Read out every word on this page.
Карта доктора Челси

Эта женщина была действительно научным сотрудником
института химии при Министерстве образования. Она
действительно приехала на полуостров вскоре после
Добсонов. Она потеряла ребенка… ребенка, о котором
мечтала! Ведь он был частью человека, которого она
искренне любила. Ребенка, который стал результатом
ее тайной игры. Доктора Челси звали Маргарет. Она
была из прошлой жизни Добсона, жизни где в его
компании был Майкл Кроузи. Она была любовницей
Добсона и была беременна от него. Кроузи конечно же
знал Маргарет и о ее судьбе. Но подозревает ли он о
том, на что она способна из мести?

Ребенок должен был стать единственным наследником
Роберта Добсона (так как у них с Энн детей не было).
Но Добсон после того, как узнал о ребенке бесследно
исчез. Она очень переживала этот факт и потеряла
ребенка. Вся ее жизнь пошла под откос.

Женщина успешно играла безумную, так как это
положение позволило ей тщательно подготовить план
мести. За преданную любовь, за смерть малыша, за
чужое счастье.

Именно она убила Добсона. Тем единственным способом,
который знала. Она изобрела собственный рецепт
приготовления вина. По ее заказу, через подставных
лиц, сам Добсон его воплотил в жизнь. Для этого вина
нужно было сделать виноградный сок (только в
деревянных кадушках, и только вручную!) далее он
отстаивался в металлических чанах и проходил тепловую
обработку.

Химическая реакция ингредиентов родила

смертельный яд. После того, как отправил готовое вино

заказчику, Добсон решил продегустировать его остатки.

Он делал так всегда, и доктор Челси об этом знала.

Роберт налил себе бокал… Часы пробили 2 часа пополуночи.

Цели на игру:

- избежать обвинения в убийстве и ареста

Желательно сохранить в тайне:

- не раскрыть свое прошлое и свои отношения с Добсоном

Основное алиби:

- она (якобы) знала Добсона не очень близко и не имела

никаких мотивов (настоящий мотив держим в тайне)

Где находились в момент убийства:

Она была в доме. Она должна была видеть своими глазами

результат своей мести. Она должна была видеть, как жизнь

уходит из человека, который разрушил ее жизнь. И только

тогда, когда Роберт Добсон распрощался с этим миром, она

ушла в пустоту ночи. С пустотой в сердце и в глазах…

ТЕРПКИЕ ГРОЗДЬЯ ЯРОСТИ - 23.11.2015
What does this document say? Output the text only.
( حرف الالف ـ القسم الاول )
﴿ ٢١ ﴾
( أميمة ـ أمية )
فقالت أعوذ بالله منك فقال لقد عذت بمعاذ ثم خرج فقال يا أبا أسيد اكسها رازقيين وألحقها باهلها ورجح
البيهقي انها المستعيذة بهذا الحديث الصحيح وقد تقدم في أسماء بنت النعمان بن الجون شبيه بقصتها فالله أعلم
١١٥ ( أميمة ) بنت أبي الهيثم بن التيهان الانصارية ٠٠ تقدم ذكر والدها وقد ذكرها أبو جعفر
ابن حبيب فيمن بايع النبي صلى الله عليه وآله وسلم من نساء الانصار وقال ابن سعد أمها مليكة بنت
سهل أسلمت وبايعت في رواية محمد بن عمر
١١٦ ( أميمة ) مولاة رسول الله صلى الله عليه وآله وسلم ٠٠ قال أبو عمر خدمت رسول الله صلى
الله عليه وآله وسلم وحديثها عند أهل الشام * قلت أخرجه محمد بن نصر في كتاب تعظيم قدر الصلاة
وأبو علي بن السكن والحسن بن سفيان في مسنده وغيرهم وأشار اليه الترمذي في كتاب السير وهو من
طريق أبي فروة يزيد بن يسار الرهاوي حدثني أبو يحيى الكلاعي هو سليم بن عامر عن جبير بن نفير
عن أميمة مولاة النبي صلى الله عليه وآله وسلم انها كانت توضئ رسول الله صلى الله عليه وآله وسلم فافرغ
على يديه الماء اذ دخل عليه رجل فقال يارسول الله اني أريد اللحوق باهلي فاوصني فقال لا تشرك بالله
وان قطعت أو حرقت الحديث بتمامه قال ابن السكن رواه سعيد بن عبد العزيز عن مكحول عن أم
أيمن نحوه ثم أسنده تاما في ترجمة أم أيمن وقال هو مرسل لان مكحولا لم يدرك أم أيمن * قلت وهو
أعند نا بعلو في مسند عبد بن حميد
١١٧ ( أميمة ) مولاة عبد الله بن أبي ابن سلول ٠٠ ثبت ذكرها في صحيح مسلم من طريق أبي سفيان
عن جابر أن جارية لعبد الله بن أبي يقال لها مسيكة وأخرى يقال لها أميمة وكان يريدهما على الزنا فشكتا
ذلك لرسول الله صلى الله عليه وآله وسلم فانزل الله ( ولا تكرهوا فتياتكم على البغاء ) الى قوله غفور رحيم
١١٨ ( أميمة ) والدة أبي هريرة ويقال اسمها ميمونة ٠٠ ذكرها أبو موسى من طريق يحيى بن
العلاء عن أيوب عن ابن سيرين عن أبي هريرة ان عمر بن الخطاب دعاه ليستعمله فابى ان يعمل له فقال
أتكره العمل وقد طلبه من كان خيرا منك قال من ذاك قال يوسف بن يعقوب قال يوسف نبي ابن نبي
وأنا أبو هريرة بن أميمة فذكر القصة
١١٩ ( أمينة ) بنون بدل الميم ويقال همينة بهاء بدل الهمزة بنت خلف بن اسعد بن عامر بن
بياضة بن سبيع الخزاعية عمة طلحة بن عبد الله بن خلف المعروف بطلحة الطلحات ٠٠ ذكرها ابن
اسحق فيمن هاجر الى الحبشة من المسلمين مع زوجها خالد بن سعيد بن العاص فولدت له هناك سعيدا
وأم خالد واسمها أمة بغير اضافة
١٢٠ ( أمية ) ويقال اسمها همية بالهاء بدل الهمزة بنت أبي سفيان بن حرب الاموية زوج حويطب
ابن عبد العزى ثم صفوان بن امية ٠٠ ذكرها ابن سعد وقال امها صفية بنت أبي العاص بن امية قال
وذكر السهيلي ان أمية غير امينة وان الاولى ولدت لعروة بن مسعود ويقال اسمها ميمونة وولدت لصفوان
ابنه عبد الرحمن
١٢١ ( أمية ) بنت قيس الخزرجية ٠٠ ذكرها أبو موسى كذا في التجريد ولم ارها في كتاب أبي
========
▶ _Aim_: Give only the number of lines in the listing above that include the string "который".

▶ _Written response_: 3